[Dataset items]

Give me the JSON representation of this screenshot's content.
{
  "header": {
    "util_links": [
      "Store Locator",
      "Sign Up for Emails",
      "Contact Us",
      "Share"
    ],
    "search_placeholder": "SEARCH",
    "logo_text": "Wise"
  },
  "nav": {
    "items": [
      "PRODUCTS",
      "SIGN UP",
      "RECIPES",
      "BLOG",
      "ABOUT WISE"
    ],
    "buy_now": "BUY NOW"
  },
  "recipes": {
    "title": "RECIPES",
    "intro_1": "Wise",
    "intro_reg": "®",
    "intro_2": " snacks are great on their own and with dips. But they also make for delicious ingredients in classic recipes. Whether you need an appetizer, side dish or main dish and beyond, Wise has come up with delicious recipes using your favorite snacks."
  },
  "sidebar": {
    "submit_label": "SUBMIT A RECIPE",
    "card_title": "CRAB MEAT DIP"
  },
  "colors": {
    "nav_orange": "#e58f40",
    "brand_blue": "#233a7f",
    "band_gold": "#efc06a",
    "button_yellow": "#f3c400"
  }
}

# Set problem
Return the lines above exactly, keeping every word.

# Finished exercise
Give me the JSON representation of this screenshot's content.
{
  "header": {
    "util_links": [
      "Store Locator",
      "Sign Up for Emails",
      "Contact Us",
      "Share"
    ],
    "search_placeholder": "SEARCH",
    "logo_text": "Wise"
  },
  "nav": {
    "items": [
      "PRODUCTS",
      "SIGN UP",
      "RECIPES",
      "BLOG",
      "ABOUT WISE"
    ],
    "buy_now": "BUY NOW"
  },
  "recipes": {
    "title": "RECIPES",
    "intro_1": "Wise",
    "intro_reg": "®",
    "intro_2": " snacks are great on their own and with dips. But they also make for delicious ingredients in classic recipes. Whether you need an appetizer, side dish or main dish and beyond, Wise has come up with delicious recipes using your favorite snacks."
  },
  "sidebar": {
    "submit_label": "SUBMIT A RECIPE",
    "card_title": "CRAB MEAT DIP"
  },
  "colors": {
    "nav_orange": "#e58f40",
    "brand_blue": "#233a7f",
    "band_gold": "#efc06a",
    "button_yellow": "#f3c400"
  }
}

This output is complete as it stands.